* Request *
Write out each line exactly as given. Leave the pictures out of your copy.

* Given data *
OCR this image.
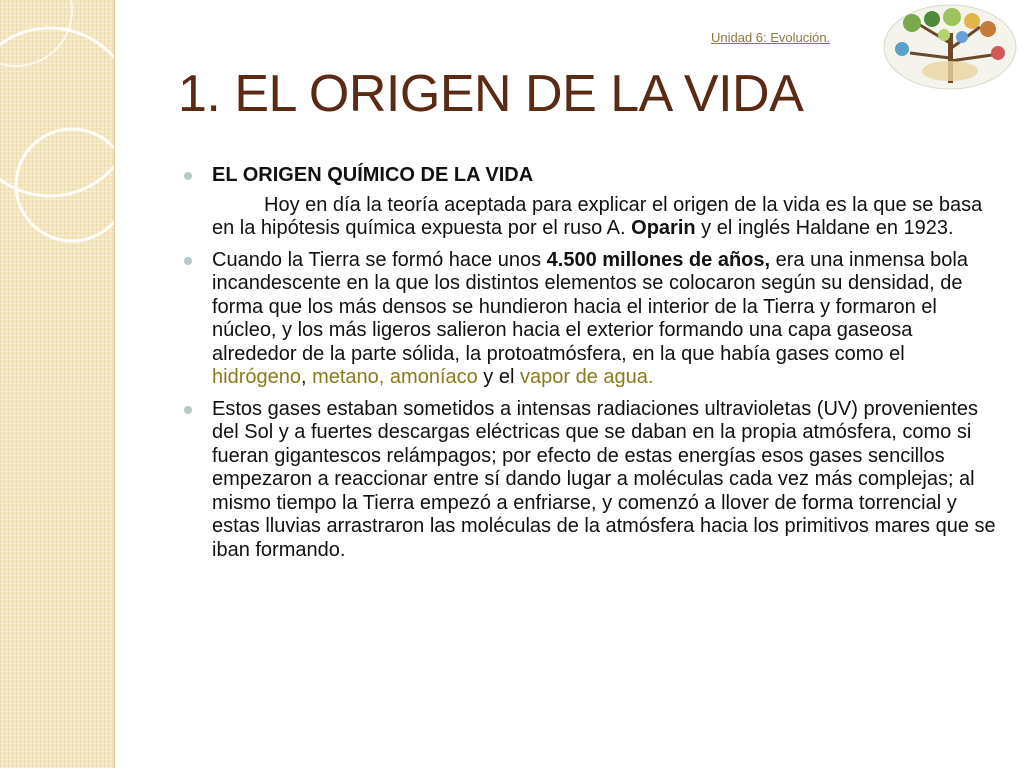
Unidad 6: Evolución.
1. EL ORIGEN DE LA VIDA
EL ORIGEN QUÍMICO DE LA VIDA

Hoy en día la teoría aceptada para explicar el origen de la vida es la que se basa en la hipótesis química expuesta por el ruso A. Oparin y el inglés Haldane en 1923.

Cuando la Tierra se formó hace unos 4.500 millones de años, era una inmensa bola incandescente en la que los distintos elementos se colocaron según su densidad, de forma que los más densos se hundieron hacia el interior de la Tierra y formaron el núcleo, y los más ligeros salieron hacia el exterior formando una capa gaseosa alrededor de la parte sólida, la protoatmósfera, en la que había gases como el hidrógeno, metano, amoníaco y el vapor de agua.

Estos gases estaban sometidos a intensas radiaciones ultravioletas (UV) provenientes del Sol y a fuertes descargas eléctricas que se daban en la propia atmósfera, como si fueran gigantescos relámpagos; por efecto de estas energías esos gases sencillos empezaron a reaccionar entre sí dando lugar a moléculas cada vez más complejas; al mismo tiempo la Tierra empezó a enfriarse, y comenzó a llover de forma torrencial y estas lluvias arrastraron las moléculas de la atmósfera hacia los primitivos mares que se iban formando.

* Written reply *
OCR this image.
Unidad 6: Evolución.
1. EL ORIGEN DE LA VIDA
EL ORIGEN QUÍMICO DE LA VIDA

Hoy en día la teoría aceptada para explicar el origen de la vida es la que se basa en la hipótesis química expuesta por el ruso A. Oparin y el inglés Haldane en 1923.

Cuando la Tierra se formó hace unos 4.500 millones de años, era una inmensa bola incandescente en la que los distintos elementos se colocaron según su densidad, de forma que los más densos se hundieron hacia el interior de la Tierra y formaron el núcleo, y los más ligeros salieron hacia el exterior formando una capa gaseosa alrededor de la parte sólida, la protoatmósfera, en la que había gases como el hidrógeno, metano, amoníaco y el vapor de agua.

Estos gases estaban sometidos a intensas radiaciones ultravioletas (UV) provenientes del Sol y a fuertes descargas eléctricas que se daban en la propia atmósfera, como si fueran gigantescos relámpagos; por efecto de estas energías esos gases sencillos empezaron a reaccionar entre sí dando lugar a moléculas cada vez más complejas; al mismo tiempo la Tierra empezó a enfriarse, y comenzó a llover de forma torrencial y estas lluvias arrastraron las moléculas de la atmósfera hacia los primitivos mares que se iban formando.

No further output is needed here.